Exercise inputs.
** Begin **

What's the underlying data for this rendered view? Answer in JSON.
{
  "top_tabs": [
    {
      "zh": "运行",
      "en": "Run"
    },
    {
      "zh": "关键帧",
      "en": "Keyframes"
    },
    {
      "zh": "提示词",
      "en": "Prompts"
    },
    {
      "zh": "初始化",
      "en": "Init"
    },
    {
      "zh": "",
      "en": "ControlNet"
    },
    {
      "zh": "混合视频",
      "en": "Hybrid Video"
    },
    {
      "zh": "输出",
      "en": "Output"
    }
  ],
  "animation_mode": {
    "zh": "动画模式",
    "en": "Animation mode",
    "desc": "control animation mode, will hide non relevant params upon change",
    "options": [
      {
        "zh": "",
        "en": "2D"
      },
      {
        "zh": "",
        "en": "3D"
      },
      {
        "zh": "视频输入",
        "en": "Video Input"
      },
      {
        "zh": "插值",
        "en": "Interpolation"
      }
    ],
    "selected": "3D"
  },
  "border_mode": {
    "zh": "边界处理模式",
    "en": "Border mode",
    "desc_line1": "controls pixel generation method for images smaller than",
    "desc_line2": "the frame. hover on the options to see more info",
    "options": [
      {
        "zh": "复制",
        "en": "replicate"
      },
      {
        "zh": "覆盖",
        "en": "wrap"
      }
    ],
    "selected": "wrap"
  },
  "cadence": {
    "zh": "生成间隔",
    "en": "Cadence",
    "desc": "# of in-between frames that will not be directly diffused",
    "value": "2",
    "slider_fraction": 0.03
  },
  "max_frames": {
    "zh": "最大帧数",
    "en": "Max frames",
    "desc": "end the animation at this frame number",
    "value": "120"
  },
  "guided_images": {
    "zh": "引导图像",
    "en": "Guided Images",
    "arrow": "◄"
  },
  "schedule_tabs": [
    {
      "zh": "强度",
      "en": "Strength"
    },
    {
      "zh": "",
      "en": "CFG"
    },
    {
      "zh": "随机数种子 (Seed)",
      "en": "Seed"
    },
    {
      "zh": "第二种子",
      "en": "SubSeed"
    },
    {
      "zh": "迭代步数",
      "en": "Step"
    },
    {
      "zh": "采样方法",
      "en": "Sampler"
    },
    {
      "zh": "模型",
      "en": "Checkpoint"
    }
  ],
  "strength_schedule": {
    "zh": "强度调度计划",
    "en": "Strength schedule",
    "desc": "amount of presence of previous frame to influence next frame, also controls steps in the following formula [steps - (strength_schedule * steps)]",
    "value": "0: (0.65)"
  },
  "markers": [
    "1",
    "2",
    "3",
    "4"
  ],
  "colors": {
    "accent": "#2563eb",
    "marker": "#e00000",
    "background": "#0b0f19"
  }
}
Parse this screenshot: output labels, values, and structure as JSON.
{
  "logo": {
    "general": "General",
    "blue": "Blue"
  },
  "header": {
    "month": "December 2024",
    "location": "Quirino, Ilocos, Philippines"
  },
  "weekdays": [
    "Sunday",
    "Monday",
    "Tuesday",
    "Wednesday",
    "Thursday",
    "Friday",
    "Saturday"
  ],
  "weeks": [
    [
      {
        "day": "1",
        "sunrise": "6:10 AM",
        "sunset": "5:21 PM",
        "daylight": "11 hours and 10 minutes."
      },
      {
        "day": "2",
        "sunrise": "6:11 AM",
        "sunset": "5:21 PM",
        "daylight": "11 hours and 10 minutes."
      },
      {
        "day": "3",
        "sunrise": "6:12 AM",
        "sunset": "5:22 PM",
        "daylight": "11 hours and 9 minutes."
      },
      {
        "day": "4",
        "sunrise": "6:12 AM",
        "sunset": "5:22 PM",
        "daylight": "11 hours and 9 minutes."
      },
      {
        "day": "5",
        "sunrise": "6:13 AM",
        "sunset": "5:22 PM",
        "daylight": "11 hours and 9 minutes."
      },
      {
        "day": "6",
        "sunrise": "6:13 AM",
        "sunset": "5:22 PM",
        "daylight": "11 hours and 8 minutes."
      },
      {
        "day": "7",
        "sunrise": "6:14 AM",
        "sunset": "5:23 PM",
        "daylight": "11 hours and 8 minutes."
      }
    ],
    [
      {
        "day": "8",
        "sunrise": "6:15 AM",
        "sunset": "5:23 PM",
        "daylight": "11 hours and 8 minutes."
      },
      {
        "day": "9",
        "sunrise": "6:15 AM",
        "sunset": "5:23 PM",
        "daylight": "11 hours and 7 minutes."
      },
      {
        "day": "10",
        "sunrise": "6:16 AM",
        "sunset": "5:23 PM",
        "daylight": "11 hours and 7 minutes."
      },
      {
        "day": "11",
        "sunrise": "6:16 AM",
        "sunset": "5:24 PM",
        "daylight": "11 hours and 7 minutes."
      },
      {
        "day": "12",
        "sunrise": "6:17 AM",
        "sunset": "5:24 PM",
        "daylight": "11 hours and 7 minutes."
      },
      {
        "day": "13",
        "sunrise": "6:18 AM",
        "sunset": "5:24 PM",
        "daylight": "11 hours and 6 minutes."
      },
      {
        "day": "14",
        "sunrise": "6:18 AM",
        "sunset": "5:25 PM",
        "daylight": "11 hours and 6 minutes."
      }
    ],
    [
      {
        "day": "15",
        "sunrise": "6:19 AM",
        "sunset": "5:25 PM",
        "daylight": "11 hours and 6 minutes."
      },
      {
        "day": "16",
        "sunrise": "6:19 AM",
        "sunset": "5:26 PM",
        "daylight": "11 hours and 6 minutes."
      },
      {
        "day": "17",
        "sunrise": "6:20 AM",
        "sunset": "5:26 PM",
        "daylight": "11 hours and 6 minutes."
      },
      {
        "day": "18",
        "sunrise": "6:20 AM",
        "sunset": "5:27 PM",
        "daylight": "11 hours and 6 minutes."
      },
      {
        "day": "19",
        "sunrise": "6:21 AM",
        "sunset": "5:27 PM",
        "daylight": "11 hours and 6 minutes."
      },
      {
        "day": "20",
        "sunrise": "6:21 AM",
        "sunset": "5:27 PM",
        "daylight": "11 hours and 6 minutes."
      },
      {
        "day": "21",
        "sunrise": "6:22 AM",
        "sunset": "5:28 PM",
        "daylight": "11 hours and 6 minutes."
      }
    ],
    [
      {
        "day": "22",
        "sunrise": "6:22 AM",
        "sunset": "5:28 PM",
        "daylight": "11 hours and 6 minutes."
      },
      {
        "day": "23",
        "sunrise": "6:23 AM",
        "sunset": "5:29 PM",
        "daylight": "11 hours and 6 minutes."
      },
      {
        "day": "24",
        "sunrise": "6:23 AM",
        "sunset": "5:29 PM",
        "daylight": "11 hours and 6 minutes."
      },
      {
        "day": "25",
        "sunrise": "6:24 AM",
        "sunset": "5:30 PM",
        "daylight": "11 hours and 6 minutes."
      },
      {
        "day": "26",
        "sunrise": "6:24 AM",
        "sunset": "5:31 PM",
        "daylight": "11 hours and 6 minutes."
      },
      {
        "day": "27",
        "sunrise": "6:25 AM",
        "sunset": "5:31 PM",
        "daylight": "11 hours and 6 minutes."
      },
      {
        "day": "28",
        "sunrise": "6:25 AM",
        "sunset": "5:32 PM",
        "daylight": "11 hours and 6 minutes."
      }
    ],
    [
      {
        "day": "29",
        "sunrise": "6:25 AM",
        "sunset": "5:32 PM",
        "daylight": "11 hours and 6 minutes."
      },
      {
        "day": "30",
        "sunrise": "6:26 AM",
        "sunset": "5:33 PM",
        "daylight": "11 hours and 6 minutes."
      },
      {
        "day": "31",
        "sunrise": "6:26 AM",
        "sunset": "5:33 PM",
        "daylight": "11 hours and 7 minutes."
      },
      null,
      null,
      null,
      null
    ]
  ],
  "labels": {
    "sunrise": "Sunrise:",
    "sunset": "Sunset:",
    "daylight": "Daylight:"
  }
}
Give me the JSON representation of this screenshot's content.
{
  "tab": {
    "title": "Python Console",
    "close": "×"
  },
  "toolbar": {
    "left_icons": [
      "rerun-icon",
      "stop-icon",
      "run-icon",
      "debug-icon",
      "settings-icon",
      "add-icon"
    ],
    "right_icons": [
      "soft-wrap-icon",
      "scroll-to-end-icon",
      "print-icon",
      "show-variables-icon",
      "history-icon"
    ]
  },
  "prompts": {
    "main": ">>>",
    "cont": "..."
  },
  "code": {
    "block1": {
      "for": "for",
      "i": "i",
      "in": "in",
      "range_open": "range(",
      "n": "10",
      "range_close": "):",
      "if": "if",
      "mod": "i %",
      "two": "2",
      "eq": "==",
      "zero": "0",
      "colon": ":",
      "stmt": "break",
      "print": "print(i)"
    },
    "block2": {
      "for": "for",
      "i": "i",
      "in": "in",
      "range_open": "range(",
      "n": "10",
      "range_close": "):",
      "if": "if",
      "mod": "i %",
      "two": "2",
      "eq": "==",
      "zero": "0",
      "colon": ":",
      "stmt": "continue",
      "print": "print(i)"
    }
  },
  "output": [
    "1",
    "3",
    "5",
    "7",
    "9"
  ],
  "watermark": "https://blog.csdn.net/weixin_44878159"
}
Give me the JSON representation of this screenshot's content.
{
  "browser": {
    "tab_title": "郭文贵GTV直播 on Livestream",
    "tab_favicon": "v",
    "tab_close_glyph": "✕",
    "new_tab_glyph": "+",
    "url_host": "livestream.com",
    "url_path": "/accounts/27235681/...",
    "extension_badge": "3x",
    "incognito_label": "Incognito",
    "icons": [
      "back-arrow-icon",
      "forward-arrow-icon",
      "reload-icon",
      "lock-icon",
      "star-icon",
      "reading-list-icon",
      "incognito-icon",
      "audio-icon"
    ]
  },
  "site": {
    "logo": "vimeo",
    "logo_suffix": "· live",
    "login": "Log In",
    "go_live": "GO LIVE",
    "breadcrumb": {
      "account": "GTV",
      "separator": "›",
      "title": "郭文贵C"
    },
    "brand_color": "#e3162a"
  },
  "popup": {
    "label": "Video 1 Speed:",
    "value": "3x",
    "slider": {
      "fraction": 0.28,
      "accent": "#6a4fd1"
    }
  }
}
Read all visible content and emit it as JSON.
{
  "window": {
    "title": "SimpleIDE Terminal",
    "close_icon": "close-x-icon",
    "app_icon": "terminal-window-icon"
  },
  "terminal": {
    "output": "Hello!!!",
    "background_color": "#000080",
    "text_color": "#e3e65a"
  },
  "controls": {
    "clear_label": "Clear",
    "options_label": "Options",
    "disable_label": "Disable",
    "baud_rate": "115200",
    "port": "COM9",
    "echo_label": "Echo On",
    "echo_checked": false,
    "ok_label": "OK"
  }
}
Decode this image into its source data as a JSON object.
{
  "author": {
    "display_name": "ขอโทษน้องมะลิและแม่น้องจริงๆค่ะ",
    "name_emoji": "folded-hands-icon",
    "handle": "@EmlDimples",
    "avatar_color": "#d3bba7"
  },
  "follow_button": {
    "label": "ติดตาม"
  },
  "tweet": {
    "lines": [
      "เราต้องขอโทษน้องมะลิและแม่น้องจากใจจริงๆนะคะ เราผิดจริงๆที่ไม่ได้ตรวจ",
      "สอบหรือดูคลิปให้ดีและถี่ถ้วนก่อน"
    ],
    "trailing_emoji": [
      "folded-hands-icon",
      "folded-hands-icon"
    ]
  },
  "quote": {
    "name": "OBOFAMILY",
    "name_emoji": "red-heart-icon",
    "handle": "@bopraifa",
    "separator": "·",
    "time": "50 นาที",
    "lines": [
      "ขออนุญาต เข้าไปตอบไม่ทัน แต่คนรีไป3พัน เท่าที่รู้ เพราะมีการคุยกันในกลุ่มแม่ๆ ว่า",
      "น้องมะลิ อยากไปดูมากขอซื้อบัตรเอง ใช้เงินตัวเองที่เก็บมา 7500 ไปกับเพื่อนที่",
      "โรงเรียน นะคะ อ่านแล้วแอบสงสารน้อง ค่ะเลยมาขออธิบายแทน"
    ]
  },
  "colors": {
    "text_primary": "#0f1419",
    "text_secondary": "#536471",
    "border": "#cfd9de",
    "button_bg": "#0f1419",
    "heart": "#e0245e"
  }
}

** End **

Exercise description.
Repeat only the lines running from the line that contains "Decode this image" through the last line above, inclusive.

Reply.
Decode this image into its source data as a JSON object.
{
  "author": {
    "display_name": "ขอโทษน้องมะลิและแม่น้องจริงๆค่ะ",
    "name_emoji": "folded-hands-icon",
    "handle": "@EmlDimples",
    "avatar_color": "#d3bba7"
  },
  "follow_button": {
    "label": "ติดตาม"
  },
  "tweet": {
    "lines": [
      "เราต้องขอโทษน้องมะลิและแม่น้องจากใจจริงๆนะคะ เราผิดจริงๆที่ไม่ได้ตรวจ",
      "สอบหรือดูคลิปให้ดีและถี่ถ้วนก่อน"
    ],
    "trailing_emoji": [
      "folded-hands-icon",
      "folded-hands-icon"
    ]
  },
  "quote": {
    "name": "OBOFAMILY",
    "name_emoji": "red-heart-icon",
    "handle": "@bopraifa",
    "separator": "·",
    "time": "50 นาที",
    "lines": [
      "ขออนุญาต เข้าไปตอบไม่ทัน แต่คนรีไป3พัน เท่าที่รู้ เพราะมีการคุยกันในกลุ่มแม่ๆ ว่า",
      "น้องมะลิ อยากไปดูมากขอซื้อบัตรเอง ใช้เงินตัวเองที่เก็บมา 7500 ไปกับเพื่อนที่",
      "โรงเรียน นะคะ อ่านแล้วแอบสงสารน้อง ค่ะเลยมาขออธิบายแทน"
    ]
  },
  "colors": {
    "text_primary": "#0f1419",
    "text_secondary": "#536471",
    "border": "#cfd9de",
    "button_bg": "#0f1419",
    "heart": "#e0245e"
  }
}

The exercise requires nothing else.